- SET EXERCISE: Revise the lines below so that every "Navigation Controller" reads "Root Controller" and nothing else changes. Leave the pictures out of your version.

- PROVIDED RECORDS:
########

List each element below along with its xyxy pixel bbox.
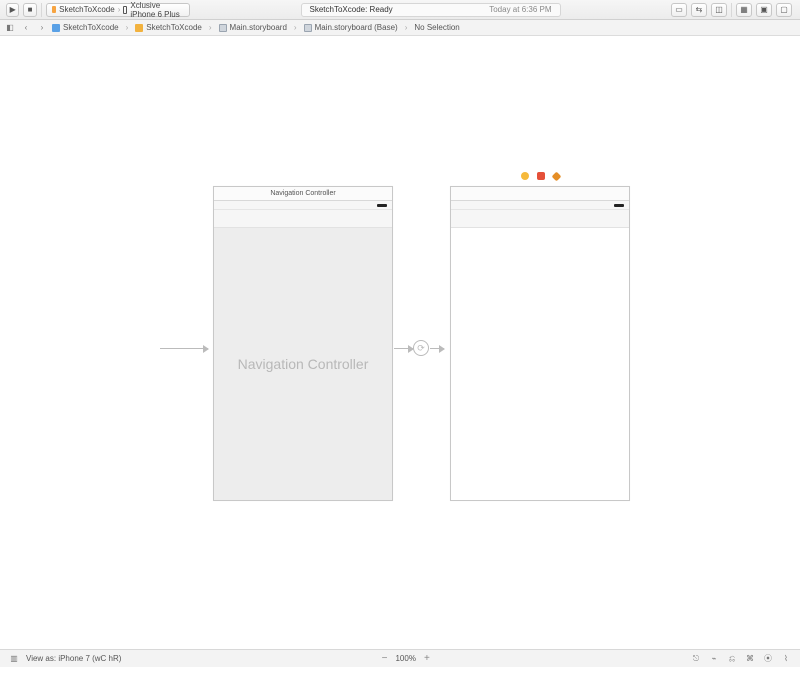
- activity-status: SketchToXcode: Ready Today at 6:36 PM: [301, 3, 561, 17]
- app-icon: [52, 6, 57, 13]
- root-segue-arrow-right[interactable]: [430, 348, 444, 349]
- update-frames-button[interactable]: ⦿: [762, 653, 774, 665]
- dock-exit-icon[interactable]: [551, 171, 561, 181]
- battery-icon: [377, 204, 387, 207]
- root-segue-icon[interactable]: ⟳: [413, 340, 429, 356]
- scheme-device: Xclusive iPhone 6 Plus: [130, 1, 184, 19]
- canvas-bottom-bar: ▥ View as: iPhone 7 (wC hR) − 100% + ⎋ ⌁…: [0, 649, 800, 667]
- scene-nav-bar[interactable]: [214, 210, 392, 228]
- device-icon: [123, 6, 127, 14]
- root-segue-arrow-left[interactable]: [394, 348, 413, 349]
- embed-button[interactable]: ⎋: [690, 653, 702, 665]
- breadcrumb-separator: [402, 23, 411, 32]
- dock-first-responder-icon[interactable]: [537, 172, 545, 180]
- scene-body[interactable]: [451, 228, 629, 500]
- status-state: Ready: [370, 5, 393, 14]
- editor-standard-button[interactable]: ▭: [671, 3, 687, 17]
- scene-nav-bar[interactable]: [451, 210, 629, 228]
- status-time: Today at 6:36 PM: [489, 5, 551, 14]
- toggle-utilities-button[interactable]: ▢: [776, 3, 792, 17]
- scheme-name: SketchToXcode: [59, 5, 115, 14]
- folder-icon: [135, 24, 143, 32]
- stop-button[interactable]: ■: [23, 3, 36, 17]
- breadcrumb-selection[interactable]: No Selection: [414, 23, 459, 32]
- zoom-level[interactable]: 100%: [395, 654, 415, 663]
- project-icon: [52, 24, 60, 32]
- nav-controller-label: Navigation Controller: [238, 356, 369, 372]
- scene-body: Navigation Controller: [214, 228, 392, 500]
- breadcrumb-separator: [206, 23, 215, 32]
- pin-button[interactable]: ⎌: [726, 653, 738, 665]
- view-as-label[interactable]: View as: iPhone 7 (wC hR): [26, 654, 121, 663]
- toolbar-separator: [731, 3, 732, 17]
- storyboard-canvas[interactable]: Navigation Controller Navigation Control…: [0, 36, 800, 667]
- scheme-selector[interactable]: SketchToXcode › Xclusive iPhone 6 Plus: [46, 3, 191, 17]
- scene-title: Navigation Controller: [270, 190, 335, 197]
- battery-icon: [614, 204, 624, 207]
- breadcrumb-separator: [123, 23, 132, 32]
- scene-title-bar[interactable]: [451, 187, 629, 201]
- main-toolbar: ▶ ■ SketchToXcode › Xclusive iPhone 6 Pl…: [0, 0, 800, 20]
- scene-status-bar: [451, 201, 629, 210]
- breadcrumb-separator: [291, 23, 300, 32]
- dock-vc-icon[interactable]: [521, 172, 529, 180]
- resolve-issues-button[interactable]: ⌘: [744, 653, 756, 665]
- run-button[interactable]: ▶: [6, 3, 19, 17]
- editor-assistant-button[interactable]: ⇆: [691, 3, 707, 17]
- editor-version-button[interactable]: ◫: [711, 3, 727, 17]
- jump-bar: ◧ ‹ › SketchToXcode SketchToXcode Main.s…: [0, 20, 800, 36]
- toolbar-separator: [41, 3, 42, 17]
- initial-vc-arrow[interactable]: [160, 348, 208, 349]
- scene-status-bar: [214, 201, 392, 210]
- forward-button[interactable]: ›: [36, 22, 48, 34]
- scene-dock: [450, 172, 630, 180]
- align-button[interactable]: ⌁: [708, 653, 720, 665]
- scene-view-controller[interactable]: [450, 186, 630, 501]
- scene-title-bar[interactable]: Navigation Controller: [214, 187, 392, 201]
- outline-toggle-button[interactable]: ▥: [8, 653, 20, 665]
- toggle-navigator-button[interactable]: ▦: [736, 3, 752, 17]
- storyboard-icon: [304, 24, 312, 32]
- toggle-debug-button[interactable]: ▣: [756, 3, 772, 17]
- stack-button[interactable]: ⌇: [780, 653, 792, 665]
- breadcrumb-file[interactable]: Main.storyboard: [219, 23, 287, 32]
- breadcrumb-folder[interactable]: SketchToXcode: [135, 23, 202, 32]
- related-items-button[interactable]: ◧: [4, 22, 16, 34]
- back-button[interactable]: ‹: [20, 22, 32, 34]
- status-product: SketchToXcode:: [310, 5, 368, 14]
- breadcrumb-file-base[interactable]: Main.storyboard (Base): [304, 23, 398, 32]
- storyboard-icon: [219, 24, 227, 32]
- scene-navigation-controller[interactable]: Navigation Controller Navigation Control…: [213, 186, 393, 501]
- zoom-in-button[interactable]: +: [420, 653, 434, 664]
- zoom-out-button[interactable]: −: [377, 653, 391, 664]
- breadcrumb-project[interactable]: SketchToXcode: [52, 23, 119, 32]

########

- PROBLEM SOLUTION:
List each element below along with its xyxy pixel bbox.
- activity-status: SketchToXcode: Ready Today at 6:36 PM: [301, 3, 561, 17]
- app-icon: [52, 6, 57, 13]
- root-segue-arrow-right[interactable]: [430, 348, 444, 349]
- update-frames-button[interactable]: ⦿: [762, 653, 774, 665]
- dock-exit-icon[interactable]: [551, 171, 561, 181]
- battery-icon: [377, 204, 387, 207]
- root-segue-icon[interactable]: ⟳: [413, 340, 429, 356]
- scheme-device: Xclusive iPhone 6 Plus: [130, 1, 184, 19]
- canvas-bottom-bar: ▥ View as: iPhone 7 (wC hR) − 100% + ⎋ ⌁…: [0, 649, 800, 667]
- scene-nav-bar[interactable]: [214, 210, 392, 228]
- device-icon: [123, 6, 127, 14]
- root-segue-arrow-left[interactable]: [394, 348, 413, 349]
- embed-button[interactable]: ⎋: [690, 653, 702, 665]
- breadcrumb-separator: [402, 23, 411, 32]
- dock-first-responder-icon[interactable]: [537, 172, 545, 180]
- scene-body[interactable]: [451, 228, 629, 500]
- status-state: Ready: [370, 5, 393, 14]
- editor-standard-button[interactable]: ▭: [671, 3, 687, 17]
- scene-nav-bar[interactable]: [451, 210, 629, 228]
- status-time: Today at 6:36 PM: [489, 5, 551, 14]
- toggle-utilities-button[interactable]: ▢: [776, 3, 792, 17]
- scheme-name: SketchToXcode: [59, 5, 115, 14]
- folder-icon: [135, 24, 143, 32]
- stop-button[interactable]: ■: [23, 3, 36, 17]
- breadcrumb-selection[interactable]: No Selection: [414, 23, 459, 32]
- zoom-level[interactable]: 100%: [395, 654, 415, 663]
- project-icon: [52, 24, 60, 32]
- nav-controller-label: Root Controller: [238, 356, 369, 372]
- scene-body: Root Controller: [214, 228, 392, 500]
- breadcrumb-separator: [206, 23, 215, 32]
- pin-button[interactable]: ⎌: [726, 653, 738, 665]
- view-as-label[interactable]: View as: iPhone 7 (wC hR): [26, 654, 121, 663]
- toolbar-separator: [731, 3, 732, 17]
- storyboard-canvas[interactable]: Root Controller Navigation Control…: [0, 36, 800, 667]
- scheme-selector[interactable]: SketchToXcode › Xclusive iPhone 6 Plus: [46, 3, 191, 17]
- scene-title: Root Controller: [270, 190, 335, 197]
- battery-icon: [614, 204, 624, 207]
- breadcrumb-separator: [123, 23, 132, 32]
- scene-title-bar[interactable]: [451, 187, 629, 201]
- main-toolbar: ▶ ■ SketchToXcode › Xclusive iPhone 6 Pl…: [0, 0, 800, 20]
- scene-status-bar: [451, 201, 629, 210]
- breadcrumb-separator: [291, 23, 300, 32]
- dock-vc-icon[interactable]: [521, 172, 529, 180]
- resolve-issues-button[interactable]: ⌘: [744, 653, 756, 665]
- run-button[interactable]: ▶: [6, 3, 19, 17]
- editor-assistant-button[interactable]: ⇆: [691, 3, 707, 17]
- editor-version-button[interactable]: ◫: [711, 3, 727, 17]
- jump-bar: ◧ ‹ › SketchToXcode SketchToXcode Main.s…: [0, 20, 800, 36]
- toolbar-separator: [41, 3, 42, 17]
- initial-vc-arrow[interactable]: [160, 348, 208, 349]
- scene-status-bar: [214, 201, 392, 210]
- forward-button[interactable]: ›: [36, 22, 48, 34]
- scene-dock: [450, 172, 630, 180]
- align-button[interactable]: ⌁: [708, 653, 720, 665]
- scene-view-controller[interactable]: [450, 186, 630, 501]
- scene-title-bar[interactable]: Root Controller: [214, 187, 392, 201]
- outline-toggle-button[interactable]: ▥: [8, 653, 20, 665]
- toggle-navigator-button[interactable]: ▦: [736, 3, 752, 17]
- storyboard-icon: [304, 24, 312, 32]
- toggle-debug-button[interactable]: ▣: [756, 3, 772, 17]
- stack-button[interactable]: ⌇: [780, 653, 792, 665]
- breadcrumb-file[interactable]: Main.storyboard: [219, 23, 287, 32]
- breadcrumb-folder[interactable]: SketchToXcode: [135, 23, 202, 32]
- related-items-button[interactable]: ◧: [4, 22, 16, 34]
- back-button[interactable]: ‹: [20, 22, 32, 34]
- status-product: SketchToXcode:: [310, 5, 368, 14]
- breadcrumb-file-base[interactable]: Main.storyboard (Base): [304, 23, 398, 32]
- storyboard-icon: [219, 24, 227, 32]
- scene-navigation-controller[interactable]: Root Controller Navigation Control…: [213, 186, 393, 501]
- zoom-in-button[interactable]: +: [420, 653, 434, 664]
- zoom-out-button[interactable]: −: [377, 653, 391, 664]
- breadcrumb-project[interactable]: SketchToXcode: [52, 23, 119, 32]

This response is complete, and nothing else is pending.